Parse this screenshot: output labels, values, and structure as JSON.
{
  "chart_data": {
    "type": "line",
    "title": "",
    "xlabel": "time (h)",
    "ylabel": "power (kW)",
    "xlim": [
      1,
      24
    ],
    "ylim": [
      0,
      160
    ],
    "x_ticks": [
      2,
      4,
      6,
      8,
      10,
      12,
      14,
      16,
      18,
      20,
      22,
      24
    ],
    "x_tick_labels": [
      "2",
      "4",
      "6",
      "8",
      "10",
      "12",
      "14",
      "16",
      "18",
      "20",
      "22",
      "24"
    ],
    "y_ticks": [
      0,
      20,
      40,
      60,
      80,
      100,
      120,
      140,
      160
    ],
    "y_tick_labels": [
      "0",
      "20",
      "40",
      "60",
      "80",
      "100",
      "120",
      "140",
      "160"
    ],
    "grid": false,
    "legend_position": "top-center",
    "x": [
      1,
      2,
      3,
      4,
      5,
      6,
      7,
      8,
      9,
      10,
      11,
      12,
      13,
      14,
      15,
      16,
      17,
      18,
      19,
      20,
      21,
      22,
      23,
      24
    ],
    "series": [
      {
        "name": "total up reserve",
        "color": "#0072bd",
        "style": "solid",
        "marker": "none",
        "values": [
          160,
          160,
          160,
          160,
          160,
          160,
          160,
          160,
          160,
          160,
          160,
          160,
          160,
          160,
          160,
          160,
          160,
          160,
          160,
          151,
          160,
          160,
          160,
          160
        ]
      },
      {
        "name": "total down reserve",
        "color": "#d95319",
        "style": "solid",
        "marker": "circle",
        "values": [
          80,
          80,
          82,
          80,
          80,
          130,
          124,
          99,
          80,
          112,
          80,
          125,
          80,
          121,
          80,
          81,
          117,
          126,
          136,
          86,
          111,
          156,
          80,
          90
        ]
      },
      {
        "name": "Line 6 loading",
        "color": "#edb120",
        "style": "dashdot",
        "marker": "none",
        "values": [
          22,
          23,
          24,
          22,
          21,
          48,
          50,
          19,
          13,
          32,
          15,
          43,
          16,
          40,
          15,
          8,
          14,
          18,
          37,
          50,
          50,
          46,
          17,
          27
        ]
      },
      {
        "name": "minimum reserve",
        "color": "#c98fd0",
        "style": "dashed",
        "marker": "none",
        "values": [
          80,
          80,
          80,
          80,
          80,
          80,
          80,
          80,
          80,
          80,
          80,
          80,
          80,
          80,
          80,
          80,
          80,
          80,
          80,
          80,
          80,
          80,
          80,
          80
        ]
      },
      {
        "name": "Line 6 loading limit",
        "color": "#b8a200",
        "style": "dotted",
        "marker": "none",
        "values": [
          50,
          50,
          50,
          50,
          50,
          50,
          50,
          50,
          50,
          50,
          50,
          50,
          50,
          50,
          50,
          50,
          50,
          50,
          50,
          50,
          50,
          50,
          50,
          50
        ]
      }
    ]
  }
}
::::::
Retype the data in full and match it exactly.

▶ Exercise response:
Parse this screenshot: output labels, values, and structure as JSON.
{
  "chart_data": {
    "type": "line",
    "title": "",
    "xlabel": "time (h)",
    "ylabel": "power (kW)",
    "xlim": [
      1,
      24
    ],
    "ylim": [
      0,
      160
    ],
    "x_ticks": [
      2,
      4,
      6,
      8,
      10,
      12,
      14,
      16,
      18,
      20,
      22,
      24
    ],
    "x_tick_labels": [
      "2",
      "4",
      "6",
      "8",
      "10",
      "12",
      "14",
      "16",
      "18",
      "20",
      "22",
      "24"
    ],
    "y_ticks": [
      0,
      20,
      40,
      60,
      80,
      100,
      120,
      140,
      160
    ],
    "y_tick_labels": [
      "0",
      "20",
      "40",
      "60",
      "80",
      "100",
      "120",
      "140",
      "160"
    ],
    "grid": false,
    "legend_position": "top-center",
    "x": [
      1,
      2,
      3,
      4,
      5,
      6,
      7,
      8,
      9,
      10,
      11,
      12,
      13,
      14,
      15,
      16,
      17,
      18,
      19,
      20,
      21,
      22,
      23,
      24
    ],
    "series": [
      {
        "name": "total up reserve",
        "color": "#0072bd",
        "style": "solid",
        "marker": "none",
        "values": [
          160,
          160,
          160,
          160,
          160,
          160,
          160,
          160,
          160,
          160,
          160,
          160,
          160,
          160,
          160,
          160,
          160,
          160,
          160,
          151,
          160,
          160,
          160,
          160
        ]
      },
      {
        "name": "total down reserve",
        "color": "#d95319",
        "style": "solid",
        "marker": "circle",
        "values": [
          80,
          80,
          82,
          80,
          80,
          130,
          124,
          99,
          80,
          112,
          80,
          125,
          80,
          121,
          80,
          81,
          117,
          126,
          136,
          86,
          111,
          156,
          80,
          90
        ]
      },
      {
        "name": "Line 6 loading",
        "color": "#edb120",
        "style": "dashdot",
        "marker": "none",
        "values": [
          22,
          23,
          24,
          22,
          21,
          48,
          50,
          19,
          13,
          32,
          15,
          43,
          16,
          40,
          15,
          8,
          14,
          18,
          37,
          50,
          50,
          46,
          17,
          27
        ]
      },
      {
        "name": "minimum reserve",
        "color": "#c98fd0",
        "style": "dashed",
        "marker": "none",
        "values": [
          80,
          80,
          80,
          80,
          80,
          80,
          80,
          80,
          80,
          80,
          80,
          80,
          80,
          80,
          80,
          80,
          80,
          80,
          80,
          80,
          80,
          80,
          80,
          80
        ]
      },
      {
        "name": "Line 6 loading limit",
        "color": "#b8a200",
        "style": "dotted",
        "marker": "none",
        "values": [
          50,
          50,
          50,
          50,
          50,
          50,
          50,
          50,
          50,
          50,
          50,
          50,
          50,
          50,
          50,
          50,
          50,
          50,
          50,
          50,
          50,
          50,
          50,
          50
        ]
      }
    ]
  }
}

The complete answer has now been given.